:: Exercise objective ::
Extract all of the data and reproduce it precisely.

[Chart and figure data]
_ _ _ _
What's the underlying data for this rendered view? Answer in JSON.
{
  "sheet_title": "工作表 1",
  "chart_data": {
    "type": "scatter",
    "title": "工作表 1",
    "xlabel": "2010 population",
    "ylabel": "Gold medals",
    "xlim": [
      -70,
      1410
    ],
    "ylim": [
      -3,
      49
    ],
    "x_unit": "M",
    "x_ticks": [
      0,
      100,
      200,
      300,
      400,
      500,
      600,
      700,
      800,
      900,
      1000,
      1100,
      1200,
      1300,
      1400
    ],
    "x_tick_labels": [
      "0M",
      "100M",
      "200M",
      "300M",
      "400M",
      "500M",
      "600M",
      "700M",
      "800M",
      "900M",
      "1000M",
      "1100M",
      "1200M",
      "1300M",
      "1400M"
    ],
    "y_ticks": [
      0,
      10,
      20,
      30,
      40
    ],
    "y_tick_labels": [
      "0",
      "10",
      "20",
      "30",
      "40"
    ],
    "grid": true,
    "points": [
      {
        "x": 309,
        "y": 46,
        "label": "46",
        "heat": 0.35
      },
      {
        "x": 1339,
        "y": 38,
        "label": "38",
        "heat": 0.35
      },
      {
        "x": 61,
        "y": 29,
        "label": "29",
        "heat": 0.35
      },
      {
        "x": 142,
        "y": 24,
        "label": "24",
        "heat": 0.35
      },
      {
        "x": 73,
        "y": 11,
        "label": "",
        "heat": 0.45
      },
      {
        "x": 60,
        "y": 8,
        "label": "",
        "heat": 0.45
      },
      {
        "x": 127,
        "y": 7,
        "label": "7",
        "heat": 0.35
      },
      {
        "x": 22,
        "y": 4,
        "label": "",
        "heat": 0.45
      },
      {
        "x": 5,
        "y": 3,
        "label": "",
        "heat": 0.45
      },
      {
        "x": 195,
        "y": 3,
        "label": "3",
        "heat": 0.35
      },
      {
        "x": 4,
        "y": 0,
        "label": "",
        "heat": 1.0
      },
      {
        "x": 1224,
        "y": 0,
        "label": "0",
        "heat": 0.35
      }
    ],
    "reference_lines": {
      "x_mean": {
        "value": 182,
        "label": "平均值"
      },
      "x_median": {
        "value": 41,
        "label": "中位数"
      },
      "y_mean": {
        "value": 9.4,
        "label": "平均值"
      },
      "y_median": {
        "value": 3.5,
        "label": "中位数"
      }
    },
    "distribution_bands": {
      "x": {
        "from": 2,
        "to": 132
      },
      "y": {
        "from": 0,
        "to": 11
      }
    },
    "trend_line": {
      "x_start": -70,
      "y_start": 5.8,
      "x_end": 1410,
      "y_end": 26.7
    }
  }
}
_ _ _ _
:: Exercise response ::
What's the underlying data for this rendered view? Answer in JSON.
{
  "sheet_title": "工作表 1",
  "chart_data": {
    "type": "scatter",
    "title": "工作表 1",
    "xlabel": "2010 population",
    "ylabel": "Gold medals",
    "xlim": [
      -70,
      1410
    ],
    "ylim": [
      -3,
      49
    ],
    "x_unit": "M",
    "x_ticks": [
      0,
      100,
      200,
      300,
      400,
      500,
      600,
      700,
      800,
      900,
      1000,
      1100,
      1200,
      1300,
      1400
    ],
    "x_tick_labels": [
      "0M",
      "100M",
      "200M",
      "300M",
      "400M",
      "500M",
      "600M",
      "700M",
      "800M",
      "900M",
      "1000M",
      "1100M",
      "1200M",
      "1300M",
      "1400M"
    ],
    "y_ticks": [
      0,
      10,
      20,
      30,
      40
    ],
    "y_tick_labels": [
      "0",
      "10",
      "20",
      "30",
      "40"
    ],
    "grid": true,
    "points": [
      {
        "x": 309,
        "y": 46,
        "label": "46",
        "heat": 0.35
      },
      {
        "x": 1339,
        "y": 38,
        "label": "38",
        "heat": 0.35
      },
      {
        "x": 61,
        "y": 29,
        "label": "29",
        "heat": 0.35
      },
      {
        "x": 142,
        "y": 24,
        "label": "24",
        "heat": 0.35
      },
      {
        "x": 73,
        "y": 11,
        "label": "",
        "heat": 0.45
      },
      {
        "x": 60,
        "y": 8,
        "label": "",
        "heat": 0.45
      },
      {
        "x": 127,
        "y": 7,
        "label": "7",
        "heat": 0.35
      },
      {
        "x": 22,
        "y": 4,
        "label": "",
        "heat": 0.45
      },
      {
        "x": 5,
        "y": 3,
        "label": "",
        "heat": 0.45
      },
      {
        "x": 195,
        "y": 3,
        "label": "3",
        "heat": 0.35
      },
      {
        "x": 4,
        "y": 0,
        "label": "",
        "heat": 1.0
      },
      {
        "x": 1224,
        "y": 0,
        "label": "0",
        "heat": 0.35
      }
    ],
    "reference_lines": {
      "x_mean": {
        "value": 182,
        "label": "平均值"
      },
      "x_median": {
        "value": 41,
        "label": "中位数"
      },
      "y_mean": {
        "value": 9.4,
        "label": "平均值"
      },
      "y_median": {
        "value": 3.5,
        "label": "中位数"
      }
    },
    "distribution_bands": {
      "x": {
        "from": 2,
        "to": 132
      },
      "y": {
        "from": 0,
        "to": 11
      }
    },
    "trend_line": {
      "x_start": -70,
      "y_start": 5.8,
      "x_end": 1410,
      "y_end": 26.7
    }
  }
}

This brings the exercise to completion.